■ READING PASSAGE
2007-08-31 / Community

Notes On Consumer Affairs

Shopping for a Mortgage
Commentary By Assemblywoman Audrey Pheffer

AUDREY PHEFFER AUDREY PHEFFER Are you ready to buy a house? Have you picked out the type of house you want? More importantly, have you figured out how you are going to pay for your house? Shopping around, and securing the best mortgage possible for your new home will save you money and held to ensure your future financial stability. Here are several important tips to keep in mind when looking for a mortgage.

The first thing to determine is how much you can afford to pay. Take a look at your budget, debts and credit score in order to get an idea of your financial situation and how a monthly mortgage payment would fit into your budget. Be sure to factor in closing costs and other expenses, such as home inspection and moving costs into the total cost of any house you may be considering. As a general rule of thumb, most financial experts recommend that consumers with good finances consider houses priced at no more than three times their gross yearly salary. Lenders, mortgage brokers and online mortgage calculators can give you an idea of the size of mortgage you are likely to qualify for based on your financial status.

Once you have calculated your budget and determined the amount of money you can afford to borrow, its time to shop around and compare offers. You can obtain a mortgage through several types of lenders, including commercial banks, savings and loan associations, credit unions and mortgage companies. Contact several lenders and compare prices. You may also consider hiring a mortgage broker to find a mortgage for you. If you use a broker, keep in mind that although they may have access to several lenders, and they may be able to help you find a good product, unless you have contracted with them to act as your agent, brokers are not obligated to get you the best deal. Even if you are dealing with a lender, be sure to find out whether a broker will be involved in the transaction, and find out how the broker will be compensated. Some brokers are given additional compensation if they get the borrower to agree to a higher interest rate. As with any major purchase, negotiate with the lender and the broker to try and secure better terms.

■ AIM
Carry on the commentary about shopping for a mortgage, starting right after its last sentence.

■ INFORMATION PROVIDED
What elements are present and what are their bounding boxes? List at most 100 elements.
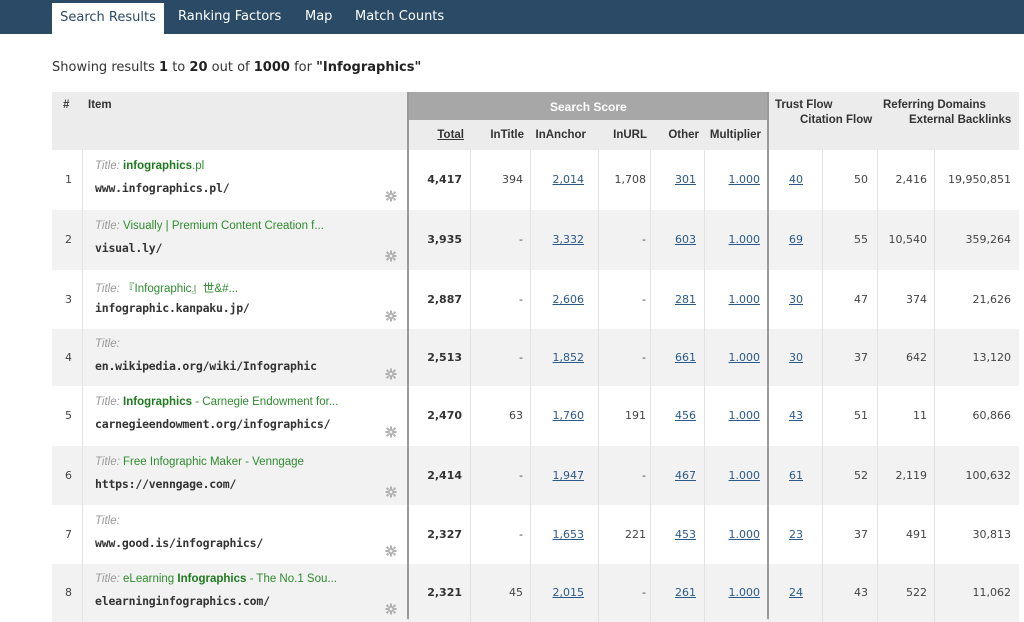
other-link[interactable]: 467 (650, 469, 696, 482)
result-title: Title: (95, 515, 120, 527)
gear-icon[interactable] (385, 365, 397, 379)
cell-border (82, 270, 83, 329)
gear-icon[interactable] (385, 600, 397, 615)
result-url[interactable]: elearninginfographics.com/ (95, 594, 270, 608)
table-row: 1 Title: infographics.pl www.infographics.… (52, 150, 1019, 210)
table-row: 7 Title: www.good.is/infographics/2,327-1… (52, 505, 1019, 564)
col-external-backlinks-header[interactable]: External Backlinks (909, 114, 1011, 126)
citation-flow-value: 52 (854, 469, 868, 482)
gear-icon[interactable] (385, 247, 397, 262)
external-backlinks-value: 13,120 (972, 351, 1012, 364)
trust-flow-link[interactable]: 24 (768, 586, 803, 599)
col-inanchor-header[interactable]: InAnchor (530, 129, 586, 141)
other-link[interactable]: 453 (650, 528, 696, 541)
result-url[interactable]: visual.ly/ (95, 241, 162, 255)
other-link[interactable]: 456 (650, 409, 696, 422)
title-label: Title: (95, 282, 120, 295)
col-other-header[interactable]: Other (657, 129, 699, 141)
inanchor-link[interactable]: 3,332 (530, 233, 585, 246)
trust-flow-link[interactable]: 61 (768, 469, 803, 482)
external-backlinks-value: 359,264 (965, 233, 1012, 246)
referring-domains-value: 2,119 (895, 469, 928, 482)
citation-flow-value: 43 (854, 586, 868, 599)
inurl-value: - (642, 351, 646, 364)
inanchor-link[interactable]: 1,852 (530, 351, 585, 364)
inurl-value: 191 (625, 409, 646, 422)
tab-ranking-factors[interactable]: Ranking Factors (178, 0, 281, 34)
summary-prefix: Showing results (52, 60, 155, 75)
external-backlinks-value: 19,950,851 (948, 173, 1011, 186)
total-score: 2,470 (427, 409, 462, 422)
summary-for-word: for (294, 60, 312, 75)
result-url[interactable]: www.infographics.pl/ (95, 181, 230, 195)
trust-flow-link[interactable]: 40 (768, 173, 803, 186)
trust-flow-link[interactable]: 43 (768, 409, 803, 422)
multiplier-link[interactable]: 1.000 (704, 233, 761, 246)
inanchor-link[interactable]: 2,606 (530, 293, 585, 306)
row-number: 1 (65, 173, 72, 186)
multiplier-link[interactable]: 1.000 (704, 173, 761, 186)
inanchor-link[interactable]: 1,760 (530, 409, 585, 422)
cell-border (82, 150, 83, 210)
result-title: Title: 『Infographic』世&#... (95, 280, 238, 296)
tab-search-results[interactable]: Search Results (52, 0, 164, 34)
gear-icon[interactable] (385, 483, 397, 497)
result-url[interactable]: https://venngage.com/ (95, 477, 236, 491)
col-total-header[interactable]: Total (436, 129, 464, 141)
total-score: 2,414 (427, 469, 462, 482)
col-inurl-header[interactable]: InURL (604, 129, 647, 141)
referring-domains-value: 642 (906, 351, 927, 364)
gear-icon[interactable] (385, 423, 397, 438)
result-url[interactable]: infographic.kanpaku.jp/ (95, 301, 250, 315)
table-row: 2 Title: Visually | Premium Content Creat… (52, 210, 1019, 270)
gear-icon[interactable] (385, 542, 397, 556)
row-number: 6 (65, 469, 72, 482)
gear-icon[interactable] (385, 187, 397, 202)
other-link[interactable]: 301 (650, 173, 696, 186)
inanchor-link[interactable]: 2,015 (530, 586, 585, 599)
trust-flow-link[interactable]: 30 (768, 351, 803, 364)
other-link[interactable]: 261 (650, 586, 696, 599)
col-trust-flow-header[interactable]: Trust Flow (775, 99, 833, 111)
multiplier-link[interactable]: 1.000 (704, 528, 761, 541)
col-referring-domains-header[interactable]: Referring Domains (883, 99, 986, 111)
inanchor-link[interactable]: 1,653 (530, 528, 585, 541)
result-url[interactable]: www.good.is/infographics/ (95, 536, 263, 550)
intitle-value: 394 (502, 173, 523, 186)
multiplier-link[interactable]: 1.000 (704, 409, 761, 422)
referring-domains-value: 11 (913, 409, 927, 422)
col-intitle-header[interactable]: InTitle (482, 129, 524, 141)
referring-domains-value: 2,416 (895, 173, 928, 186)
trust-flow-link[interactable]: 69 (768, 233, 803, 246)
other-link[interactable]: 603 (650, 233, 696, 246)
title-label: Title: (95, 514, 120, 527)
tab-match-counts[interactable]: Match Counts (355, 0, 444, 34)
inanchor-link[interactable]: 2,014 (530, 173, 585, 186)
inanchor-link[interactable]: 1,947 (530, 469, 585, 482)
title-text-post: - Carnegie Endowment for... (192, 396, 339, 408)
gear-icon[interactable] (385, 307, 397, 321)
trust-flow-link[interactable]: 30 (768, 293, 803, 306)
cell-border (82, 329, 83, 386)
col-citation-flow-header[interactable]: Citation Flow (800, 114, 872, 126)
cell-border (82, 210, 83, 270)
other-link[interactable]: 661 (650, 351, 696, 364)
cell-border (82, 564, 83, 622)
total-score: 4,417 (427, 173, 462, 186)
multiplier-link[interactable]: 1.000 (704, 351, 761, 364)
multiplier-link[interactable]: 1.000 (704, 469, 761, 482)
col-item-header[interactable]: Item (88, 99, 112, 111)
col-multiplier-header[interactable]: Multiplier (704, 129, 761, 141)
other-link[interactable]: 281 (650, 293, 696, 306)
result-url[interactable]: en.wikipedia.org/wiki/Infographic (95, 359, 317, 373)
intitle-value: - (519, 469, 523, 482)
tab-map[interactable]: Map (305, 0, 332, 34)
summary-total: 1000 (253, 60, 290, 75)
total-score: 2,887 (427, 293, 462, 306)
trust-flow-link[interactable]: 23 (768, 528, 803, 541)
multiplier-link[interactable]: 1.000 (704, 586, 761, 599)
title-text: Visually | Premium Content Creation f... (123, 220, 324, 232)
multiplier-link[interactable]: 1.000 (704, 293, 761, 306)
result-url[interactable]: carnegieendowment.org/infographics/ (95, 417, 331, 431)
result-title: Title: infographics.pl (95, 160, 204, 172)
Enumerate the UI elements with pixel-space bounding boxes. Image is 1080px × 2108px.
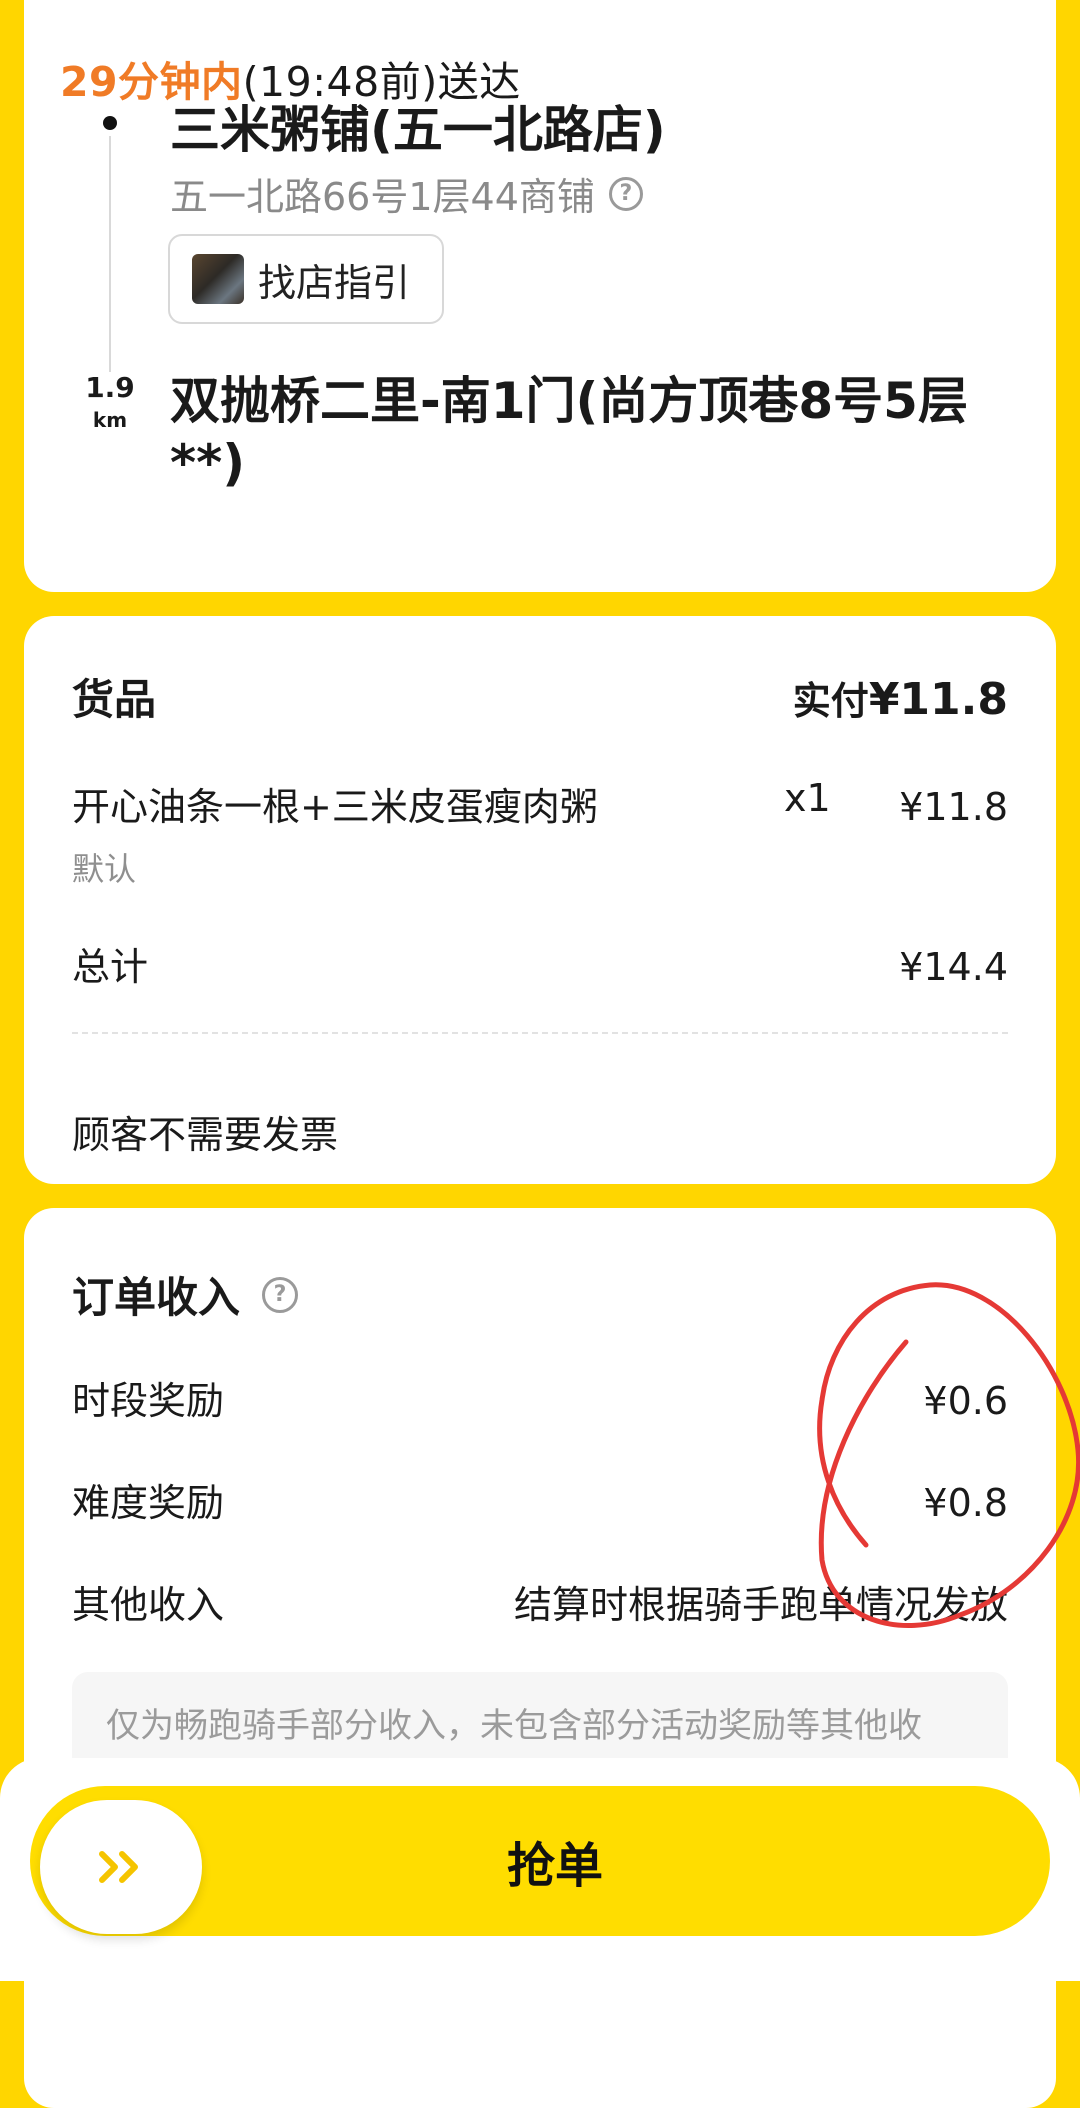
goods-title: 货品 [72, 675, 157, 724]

■ TASK RESPONSE
When comparing offers, take note of three major elements of the mortgage agreement; rates, points, and fees. Ask whether the rate is fixed or adjustable. If you select a mortgage with an adjustable rate, your payments could go up with increasing interest rates. Pay attention to the loan's Annual Percentage Rate (APR). This yearly rate includes the interest rate, as well as any points (fees paid to the lender or broker), loan origination fees, closing costs and any other charges you will be assessed. Be particularly wary of newer, exotic mortgage products such as interest only mortgages, which allow the borrower to only pay interest on the loan for a period of time, and adjustable rate mortgages which allow the borrower to choose from several payment options each month, often referred to as option-payment ARMs. These products may make sense for some consumers, but if you are considering them be sure to examine the terms and conditions closely.

Keep in mind that your payments could double or triple in the coming years, and in instances in which your payments do not cover the interest on the loan, you may end up in a "negative amortization" situation in which unpaid interest is added to your mortgage balance.

Obtaining a mortgage can be a challenging, time-consuming experience. But if you take the time to shop around, compare offers from numerous sources, and negotiate, you can save thousands of dollars.

For more information on selecting the best mortgage, you may want to visit the Federal Reserve Board's website on the topic at: http:// www.federalreser ve.gov/pubs/ mortgage/mortb_1.htm.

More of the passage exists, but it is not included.